* BEGIN DATA SHOWN *
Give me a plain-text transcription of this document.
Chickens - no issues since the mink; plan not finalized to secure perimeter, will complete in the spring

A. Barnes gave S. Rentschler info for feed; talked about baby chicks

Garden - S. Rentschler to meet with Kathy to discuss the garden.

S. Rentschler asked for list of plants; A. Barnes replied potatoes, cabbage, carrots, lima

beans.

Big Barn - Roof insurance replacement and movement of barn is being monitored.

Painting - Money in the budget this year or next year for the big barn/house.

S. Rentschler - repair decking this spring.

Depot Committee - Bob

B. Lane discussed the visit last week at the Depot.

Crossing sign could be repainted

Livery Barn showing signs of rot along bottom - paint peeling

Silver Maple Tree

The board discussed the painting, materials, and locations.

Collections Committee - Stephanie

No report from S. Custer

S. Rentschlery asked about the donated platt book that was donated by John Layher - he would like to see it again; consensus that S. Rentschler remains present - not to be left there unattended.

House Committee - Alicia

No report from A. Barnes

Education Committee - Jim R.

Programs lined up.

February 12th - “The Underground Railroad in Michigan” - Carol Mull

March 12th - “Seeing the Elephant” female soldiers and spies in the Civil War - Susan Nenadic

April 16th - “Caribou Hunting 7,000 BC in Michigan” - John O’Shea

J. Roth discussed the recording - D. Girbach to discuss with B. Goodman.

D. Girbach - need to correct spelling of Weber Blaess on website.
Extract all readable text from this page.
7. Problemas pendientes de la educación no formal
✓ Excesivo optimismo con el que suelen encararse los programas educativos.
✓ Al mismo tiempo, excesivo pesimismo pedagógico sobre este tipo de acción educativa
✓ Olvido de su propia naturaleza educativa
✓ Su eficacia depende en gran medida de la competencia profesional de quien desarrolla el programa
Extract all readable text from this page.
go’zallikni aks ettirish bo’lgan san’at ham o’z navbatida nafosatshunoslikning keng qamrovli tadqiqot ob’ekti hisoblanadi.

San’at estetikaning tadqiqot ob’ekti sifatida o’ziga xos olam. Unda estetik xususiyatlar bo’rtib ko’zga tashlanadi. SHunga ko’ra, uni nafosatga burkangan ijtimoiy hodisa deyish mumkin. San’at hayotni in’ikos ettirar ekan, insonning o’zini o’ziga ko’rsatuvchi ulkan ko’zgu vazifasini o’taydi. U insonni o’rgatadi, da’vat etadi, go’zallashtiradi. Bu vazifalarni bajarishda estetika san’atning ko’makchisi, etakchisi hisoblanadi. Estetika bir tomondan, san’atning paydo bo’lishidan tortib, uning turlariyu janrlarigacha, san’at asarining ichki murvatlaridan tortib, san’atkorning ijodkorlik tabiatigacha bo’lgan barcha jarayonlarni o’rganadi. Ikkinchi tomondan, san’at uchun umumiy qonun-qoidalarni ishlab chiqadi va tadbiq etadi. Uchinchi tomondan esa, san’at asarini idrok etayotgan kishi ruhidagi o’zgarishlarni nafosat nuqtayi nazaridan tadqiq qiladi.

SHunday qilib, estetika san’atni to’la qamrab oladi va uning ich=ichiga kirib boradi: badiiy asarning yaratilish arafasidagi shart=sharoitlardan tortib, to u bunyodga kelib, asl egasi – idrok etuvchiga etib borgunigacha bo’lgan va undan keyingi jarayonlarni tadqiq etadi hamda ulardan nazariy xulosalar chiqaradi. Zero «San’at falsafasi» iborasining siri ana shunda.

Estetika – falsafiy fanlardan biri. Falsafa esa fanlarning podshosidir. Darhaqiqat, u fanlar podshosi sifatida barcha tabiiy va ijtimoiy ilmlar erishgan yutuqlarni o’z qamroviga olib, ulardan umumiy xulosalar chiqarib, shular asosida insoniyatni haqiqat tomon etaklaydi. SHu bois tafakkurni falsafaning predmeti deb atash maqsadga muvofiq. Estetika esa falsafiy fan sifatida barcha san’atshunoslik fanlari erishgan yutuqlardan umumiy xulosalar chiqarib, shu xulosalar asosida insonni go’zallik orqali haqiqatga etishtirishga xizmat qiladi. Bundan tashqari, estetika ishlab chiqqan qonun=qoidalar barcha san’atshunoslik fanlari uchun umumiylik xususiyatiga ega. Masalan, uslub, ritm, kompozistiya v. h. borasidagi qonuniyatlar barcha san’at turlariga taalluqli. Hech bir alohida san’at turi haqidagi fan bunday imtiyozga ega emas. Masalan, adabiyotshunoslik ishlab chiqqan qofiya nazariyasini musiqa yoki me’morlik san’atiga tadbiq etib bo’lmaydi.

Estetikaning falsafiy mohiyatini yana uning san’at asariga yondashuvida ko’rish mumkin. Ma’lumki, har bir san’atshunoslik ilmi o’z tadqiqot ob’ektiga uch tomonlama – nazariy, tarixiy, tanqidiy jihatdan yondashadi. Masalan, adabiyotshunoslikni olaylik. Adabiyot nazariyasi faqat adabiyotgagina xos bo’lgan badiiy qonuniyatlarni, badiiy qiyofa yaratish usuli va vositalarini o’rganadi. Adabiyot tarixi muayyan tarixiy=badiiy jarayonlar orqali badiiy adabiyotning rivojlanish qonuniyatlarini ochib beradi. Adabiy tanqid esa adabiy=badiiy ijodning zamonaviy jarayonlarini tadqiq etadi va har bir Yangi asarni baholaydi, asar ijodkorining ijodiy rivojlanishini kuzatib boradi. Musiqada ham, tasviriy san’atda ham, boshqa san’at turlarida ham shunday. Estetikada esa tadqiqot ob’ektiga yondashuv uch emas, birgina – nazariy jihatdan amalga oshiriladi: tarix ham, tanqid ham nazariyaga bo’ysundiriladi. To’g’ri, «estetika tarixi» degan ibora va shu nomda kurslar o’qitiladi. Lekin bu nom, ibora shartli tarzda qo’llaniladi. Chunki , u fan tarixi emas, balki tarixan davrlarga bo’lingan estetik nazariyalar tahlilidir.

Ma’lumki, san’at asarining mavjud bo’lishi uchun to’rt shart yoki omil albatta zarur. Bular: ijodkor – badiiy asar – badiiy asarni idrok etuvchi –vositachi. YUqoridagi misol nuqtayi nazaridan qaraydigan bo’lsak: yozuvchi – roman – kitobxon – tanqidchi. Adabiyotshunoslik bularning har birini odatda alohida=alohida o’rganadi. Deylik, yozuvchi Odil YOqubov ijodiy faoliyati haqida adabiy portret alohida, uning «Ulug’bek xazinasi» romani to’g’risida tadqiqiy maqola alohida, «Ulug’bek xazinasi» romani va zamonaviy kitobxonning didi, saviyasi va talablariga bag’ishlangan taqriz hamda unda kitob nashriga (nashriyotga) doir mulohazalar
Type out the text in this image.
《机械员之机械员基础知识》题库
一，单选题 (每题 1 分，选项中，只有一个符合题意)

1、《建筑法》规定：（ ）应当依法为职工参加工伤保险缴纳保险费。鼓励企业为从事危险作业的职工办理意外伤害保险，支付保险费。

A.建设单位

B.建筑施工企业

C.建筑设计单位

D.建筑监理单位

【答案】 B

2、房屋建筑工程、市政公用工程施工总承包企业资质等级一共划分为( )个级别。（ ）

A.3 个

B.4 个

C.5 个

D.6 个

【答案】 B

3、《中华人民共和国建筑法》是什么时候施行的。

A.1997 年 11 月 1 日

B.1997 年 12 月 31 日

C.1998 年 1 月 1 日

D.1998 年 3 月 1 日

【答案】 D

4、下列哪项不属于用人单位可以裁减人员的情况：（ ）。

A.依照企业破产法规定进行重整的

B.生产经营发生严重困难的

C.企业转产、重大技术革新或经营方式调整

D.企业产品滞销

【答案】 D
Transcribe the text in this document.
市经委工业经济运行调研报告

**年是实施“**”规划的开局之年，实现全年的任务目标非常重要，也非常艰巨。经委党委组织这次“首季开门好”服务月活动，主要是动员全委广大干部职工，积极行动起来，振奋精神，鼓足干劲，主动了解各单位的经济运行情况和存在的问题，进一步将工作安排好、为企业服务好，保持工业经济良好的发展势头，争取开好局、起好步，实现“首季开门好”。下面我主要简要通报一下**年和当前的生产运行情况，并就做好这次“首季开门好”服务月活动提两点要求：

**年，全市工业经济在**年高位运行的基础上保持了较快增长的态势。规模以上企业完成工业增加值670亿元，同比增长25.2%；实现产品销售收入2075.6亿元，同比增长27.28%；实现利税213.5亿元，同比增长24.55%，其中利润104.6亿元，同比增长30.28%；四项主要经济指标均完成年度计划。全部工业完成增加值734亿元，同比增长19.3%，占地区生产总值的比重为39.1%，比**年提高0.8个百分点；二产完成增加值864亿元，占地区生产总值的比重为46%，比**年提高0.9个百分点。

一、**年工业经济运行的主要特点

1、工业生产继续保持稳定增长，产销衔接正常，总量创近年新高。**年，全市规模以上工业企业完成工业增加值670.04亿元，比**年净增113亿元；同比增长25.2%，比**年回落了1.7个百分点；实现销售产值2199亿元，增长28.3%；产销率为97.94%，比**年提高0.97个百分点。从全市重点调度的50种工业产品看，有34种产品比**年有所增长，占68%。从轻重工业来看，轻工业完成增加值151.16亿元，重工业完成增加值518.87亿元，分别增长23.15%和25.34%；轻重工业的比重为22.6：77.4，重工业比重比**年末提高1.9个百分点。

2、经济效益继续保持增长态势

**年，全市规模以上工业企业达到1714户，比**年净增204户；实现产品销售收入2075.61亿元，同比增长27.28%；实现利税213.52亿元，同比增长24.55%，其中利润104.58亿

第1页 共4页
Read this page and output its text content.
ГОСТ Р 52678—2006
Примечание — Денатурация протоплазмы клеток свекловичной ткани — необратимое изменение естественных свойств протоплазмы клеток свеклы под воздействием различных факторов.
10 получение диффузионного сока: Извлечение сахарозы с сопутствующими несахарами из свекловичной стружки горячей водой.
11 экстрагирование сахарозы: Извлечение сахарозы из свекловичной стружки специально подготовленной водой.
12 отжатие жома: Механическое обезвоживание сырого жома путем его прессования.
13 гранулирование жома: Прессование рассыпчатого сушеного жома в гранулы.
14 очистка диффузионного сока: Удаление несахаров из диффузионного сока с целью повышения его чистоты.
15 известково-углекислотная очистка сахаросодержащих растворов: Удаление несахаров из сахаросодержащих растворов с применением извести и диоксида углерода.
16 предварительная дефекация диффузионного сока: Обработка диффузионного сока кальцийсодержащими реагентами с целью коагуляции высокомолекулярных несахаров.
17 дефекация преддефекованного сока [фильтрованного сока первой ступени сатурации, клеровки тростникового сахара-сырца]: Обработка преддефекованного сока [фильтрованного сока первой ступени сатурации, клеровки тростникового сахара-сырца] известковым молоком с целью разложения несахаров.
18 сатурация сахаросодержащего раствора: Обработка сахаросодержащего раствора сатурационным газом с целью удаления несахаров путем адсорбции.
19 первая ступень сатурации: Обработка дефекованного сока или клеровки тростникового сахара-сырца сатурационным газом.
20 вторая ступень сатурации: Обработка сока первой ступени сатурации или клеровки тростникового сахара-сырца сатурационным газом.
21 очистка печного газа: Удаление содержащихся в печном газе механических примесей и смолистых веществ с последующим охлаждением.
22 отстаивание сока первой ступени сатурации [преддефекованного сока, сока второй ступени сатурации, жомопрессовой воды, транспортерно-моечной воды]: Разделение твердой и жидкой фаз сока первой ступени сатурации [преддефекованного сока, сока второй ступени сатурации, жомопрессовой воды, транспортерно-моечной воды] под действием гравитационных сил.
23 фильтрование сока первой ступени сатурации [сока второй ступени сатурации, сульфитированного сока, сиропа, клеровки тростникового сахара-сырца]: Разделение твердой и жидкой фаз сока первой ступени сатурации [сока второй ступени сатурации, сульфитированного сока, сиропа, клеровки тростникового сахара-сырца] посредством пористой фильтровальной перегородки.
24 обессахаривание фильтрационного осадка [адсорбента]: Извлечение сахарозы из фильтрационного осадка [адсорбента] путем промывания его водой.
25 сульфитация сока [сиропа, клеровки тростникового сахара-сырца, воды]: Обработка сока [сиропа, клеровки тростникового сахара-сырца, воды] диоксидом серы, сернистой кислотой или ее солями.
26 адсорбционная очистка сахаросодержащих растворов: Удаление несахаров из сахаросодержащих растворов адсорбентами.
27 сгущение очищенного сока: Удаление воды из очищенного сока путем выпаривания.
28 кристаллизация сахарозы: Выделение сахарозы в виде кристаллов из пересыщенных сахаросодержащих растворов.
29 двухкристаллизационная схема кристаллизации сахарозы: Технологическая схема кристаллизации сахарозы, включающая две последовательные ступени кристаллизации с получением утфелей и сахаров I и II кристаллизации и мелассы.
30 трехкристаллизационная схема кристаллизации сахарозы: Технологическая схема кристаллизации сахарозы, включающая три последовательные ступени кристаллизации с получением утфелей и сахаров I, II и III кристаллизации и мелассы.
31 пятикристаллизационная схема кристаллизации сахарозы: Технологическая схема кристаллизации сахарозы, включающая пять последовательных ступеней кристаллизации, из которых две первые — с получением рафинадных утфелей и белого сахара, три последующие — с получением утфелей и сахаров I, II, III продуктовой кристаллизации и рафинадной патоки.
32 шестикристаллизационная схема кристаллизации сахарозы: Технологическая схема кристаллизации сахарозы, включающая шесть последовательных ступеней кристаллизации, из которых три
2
* END DATA SHOWN *
GIVEN REQUEST. Identify the lines of the entries containing the string "John". Copy each such line.

FINAL ANSWER.
S. Rentschlery asked about the donated platt book that was donated by John Layher - he would like to see it again; consensus that S. Rentschler remains present - not to be left there unattended.
April 16th - “Caribou Hunting 7,000 BC in Michigan” - John O’Shea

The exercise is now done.